- **Provided records**:
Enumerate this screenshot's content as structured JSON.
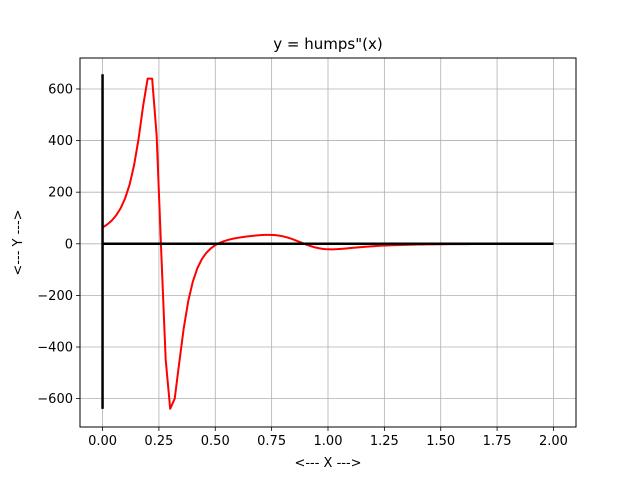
{
  "chart_data": {
    "type": "line",
    "title": "y = humps\"(x)",
    "xlabel": "<--- X --->",
    "ylabel": "<--- Y --->",
    "xlim": [
      -0.1,
      2.1
    ],
    "ylim": [
      -710,
      720
    ],
    "grid": true,
    "x_ticks": [
      0.0,
      0.25,
      0.5,
      0.75,
      1.0,
      1.25,
      1.5,
      1.75,
      2.0
    ],
    "x_tick_labels": [
      "0.00",
      "0.25",
      "0.50",
      "0.75",
      "1.00",
      "1.25",
      "1.50",
      "1.75",
      "2.00"
    ],
    "y_ticks": [
      -600,
      -400,
      -200,
      0,
      200,
      400,
      600
    ],
    "y_tick_labels": [
      "−600",
      "−400",
      "−200",
      "0",
      "200",
      "400",
      "600"
    ],
    "colors": {
      "curve": "#ff0000",
      "reference_lines": "#000000",
      "grid": "#b0b0b0"
    },
    "reference_lines": [
      {
        "orientation": "vertical",
        "x": 0,
        "y_range": [
          -640,
          657
        ]
      },
      {
        "orientation": "horizontal",
        "y": 0,
        "x_range": [
          0,
          2
        ]
      }
    ],
    "series": [
      {
        "x": [
          0.0,
          0.02,
          0.04,
          0.06,
          0.08,
          0.1,
          0.12,
          0.14,
          0.16,
          0.18,
          0.2,
          0.22,
          0.24,
          0.26,
          0.28,
          0.3,
          0.32,
          0.34,
          0.36,
          0.38,
          0.4,
          0.42,
          0.44,
          0.46,
          0.48,
          0.5,
          0.52,
          0.54,
          0.56,
          0.58,
          0.6,
          0.62,
          0.64,
          0.66,
          0.68,
          0.7,
          0.72,
          0.74,
          0.76,
          0.78,
          0.8,
          0.82,
          0.84,
          0.86,
          0.88,
          0.9,
          0.92,
          0.94,
          0.96,
          0.98,
          1.0,
          1.02,
          1.04,
          1.06,
          1.08,
          1.1,
          1.12,
          1.14,
          1.16,
          1.18,
          1.2,
          1.22,
          1.24,
          1.26,
          1.28,
          1.3,
          1.32,
          1.34,
          1.36,
          1.38,
          1.4,
          1.42,
          1.44,
          1.46,
          1.48,
          1.5,
          1.52,
          1.54,
          1.56,
          1.58,
          1.6,
          1.62,
          1.64,
          1.66,
          1.68,
          1.7,
          1.72,
          1.74,
          1.76,
          1.78,
          1.8,
          1.82,
          1.84,
          1.86,
          1.88,
          1.9,
          1.92,
          1.94,
          1.96,
          1.98,
          2.0
        ],
        "y": [
          63.2,
          74.4,
          89.4,
          109.6,
          137.3,
          175.7,
          229.4,
          304.8,
          407.9,
          534.3,
          640.2,
          640.1,
          419.4,
          -23.3,
          -448.2,
          -639.4,
          -600.4,
          -462.5,
          -327.9,
          -222.7,
          -147.8,
          -95.9,
          -60.1,
          -35.3,
          -17.8,
          -5.3,
          3.8,
          10.6,
          15.8,
          19.9,
          23.2,
          26.0,
          28.4,
          30.4,
          32.1,
          33.5,
          34.4,
          34.7,
          34.0,
          32.2,
          29.0,
          24.5,
          18.8,
          12.2,
          5.2,
          -1.8,
          -8.1,
          -13.4,
          -17.4,
          -20.1,
          -21.4,
          -21.6,
          -20.9,
          -19.7,
          -18.2,
          -16.5,
          -14.9,
          -13.3,
          -11.8,
          -10.5,
          -9.3,
          -8.2,
          -7.3,
          -6.5,
          -5.8,
          -5.1,
          -4.6,
          -4.1,
          -3.7,
          -3.3,
          -3.0,
          -2.7,
          -2.4,
          -2.2,
          -2.0,
          -1.8,
          -1.7,
          -1.5,
          -1.4,
          -1.3,
          -1.2,
          -1.1,
          -1.0,
          -1.0,
          -0.9,
          -0.8,
          -0.8,
          -0.7,
          -0.7,
          -0.6,
          -0.6,
          -0.6,
          -0.5,
          -0.5,
          -0.5,
          -0.4,
          -0.4,
          -0.4,
          -0.4,
          -0.3,
          -0.3
        ]
      }
    ]
  }
}
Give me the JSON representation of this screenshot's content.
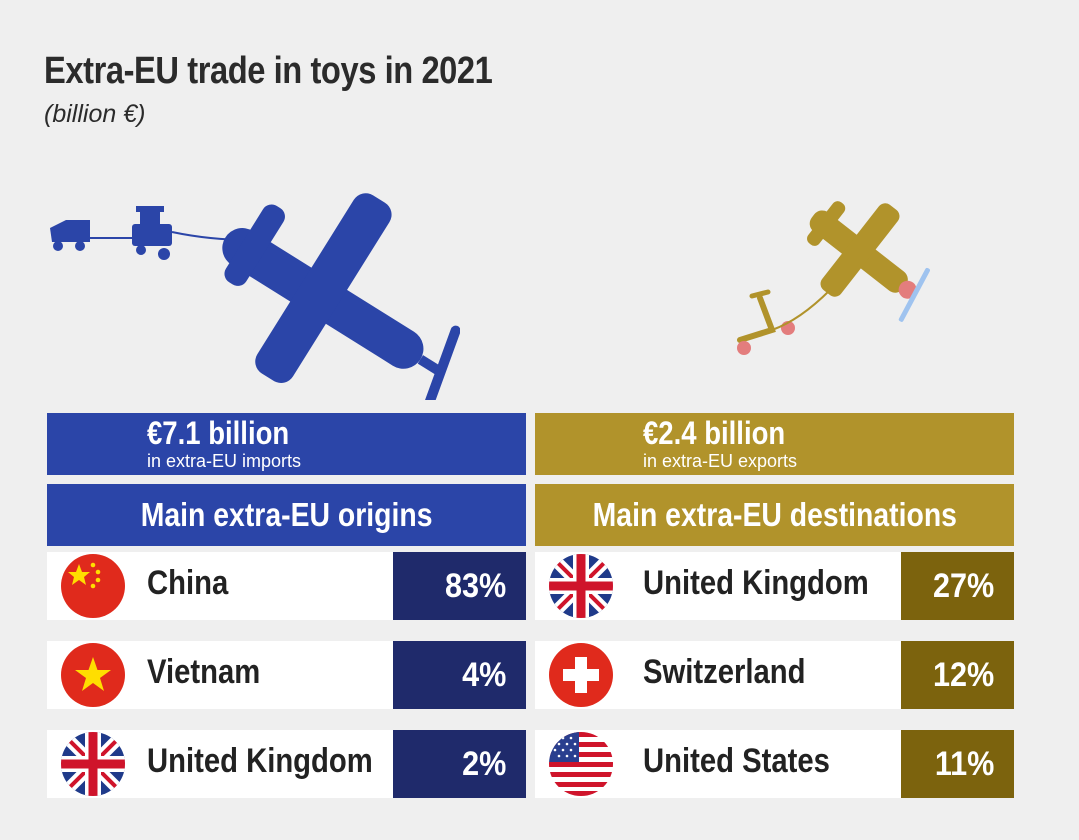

- **Exercise description**: Leaving aside the images, write out the entries above word for word.

- **Exercise answer**:
Enumerate this screenshot's content as structured JSON.
{
  "chart_data": {
    "type": "line",
    "title": "y = humps\"(x)",
    "xlabel": "<--- X --->",
    "ylabel": "<--- Y --->",
    "xlim": [
      -0.1,
      2.1
    ],
    "ylim": [
      -710,
      720
    ],
    "grid": true,
    "x_ticks": [
      0.0,
      0.25,
      0.5,
      0.75,
      1.0,
      1.25,
      1.5,
      1.75,
      2.0
    ],
    "x_tick_labels": [
      "0.00",
      "0.25",
      "0.50",
      "0.75",
      "1.00",
      "1.25",
      "1.50",
      "1.75",
      "2.00"
    ],
    "y_ticks": [
      -600,
      -400,
      -200,
      0,
      200,
      400,
      600
    ],
    "y_tick_labels": [
      "−600",
      "−400",
      "−200",
      "0",
      "200",
      "400",
      "600"
    ],
    "colors": {
      "curve": "#ff0000",
      "reference_lines": "#000000",
      "grid": "#b0b0b0"
    },
    "reference_lines": [
      {
        "orientation": "vertical",
        "x": 0,
        "y_range": [
          -640,
          657
        ]
      },
      {
        "orientation": "horizontal",
        "y": 0,
        "x_range": [
          0,
          2
        ]
      }
    ],
    "series": [
      {
        "x": [
          0.0,
          0.02,
          0.04,
          0.06,
          0.08,
          0.1,
          0.12,
          0.14,
          0.16,
          0.18,
          0.2,
          0.22,
          0.24,
          0.26,
          0.28,
          0.3,
          0.32,
          0.34,
          0.36,
          0.38,
          0.4,
          0.42,
          0.44,
          0.46,
          0.48,
          0.5,
          0.52,
          0.54,
          0.56,
          0.58,
          0.6,
          0.62,
          0.64,
          0.66,
          0.68,
          0.7,
          0.72,
          0.74,
          0.76,
          0.78,
          0.8,
          0.82,
          0.84,
          0.86,
          0.88,
          0.9,
          0.92,
          0.94,
          0.96,
          0.98,
          1.0,
          1.02,
          1.04,
          1.06,
          1.08,
          1.1,
          1.12,
          1.14,
          1.16,
          1.18,
          1.2,
          1.22,
          1.24,
          1.26,
          1.28,
          1.3,
          1.32,
          1.34,
          1.36,
          1.38,
          1.4,
          1.42,
          1.44,
          1.46,
          1.48,
          1.5,
          1.52,
          1.54,
          1.56,
          1.58,
          1.6,
          1.62,
          1.64,
          1.66,
          1.68,
          1.7,
          1.72,
          1.74,
          1.76,
          1.78,
          1.8,
          1.82,
          1.84,
          1.86,
          1.88,
          1.9,
          1.92,
          1.94,
          1.96,
          1.98,
          2.0
        ],
        "y": [
          63.2,
          74.4,
          89.4,
          109.6,
          137.3,
          175.7,
          229.4,
          304.8,
          407.9,
          534.3,
          640.2,
          640.1,
          419.4,
          -23.3,
          -448.2,
          -639.4,
          -600.4,
          -462.5,
          -327.9,
          -222.7,
          -147.8,
          -95.9,
          -60.1,
          -35.3,
          -17.8,
          -5.3,
          3.8,
          10.6,
          15.8,
          19.9,
          23.2,
          26.0,
          28.4,
          30.4,
          32.1,
          33.5,
          34.4,
          34.7,
          34.0,
          32.2,
          29.0,
          24.5,
          18.8,
          12.2,
          5.2,
          -1.8,
          -8.1,
          -13.4,
          -17.4,
          -20.1,
          -21.4,
          -21.6,
          -20.9,
          -19.7,
          -18.2,
          -16.5,
          -14.9,
          -13.3,
          -11.8,
          -10.5,
          -9.3,
          -8.2,
          -7.3,
          -6.5,
          -5.8,
          -5.1,
          -4.6,
          -4.1,
          -3.7,
          -3.3,
          -3.0,
          -2.7,
          -2.4,
          -2.2,
          -2.0,
          -1.8,
          -1.7,
          -1.5,
          -1.4,
          -1.3,
          -1.2,
          -1.1,
          -1.0,
          -1.0,
          -0.9,
          -0.8,
          -0.8,
          -0.7,
          -0.7,
          -0.6,
          -0.6,
          -0.6,
          -0.5,
          -0.5,
          -0.5,
          -0.4,
          -0.4,
          -0.4,
          -0.4,
          -0.3,
          -0.3
        ]
      }
    ]
  }
}
Give me the JSON representation of this screenshot's content.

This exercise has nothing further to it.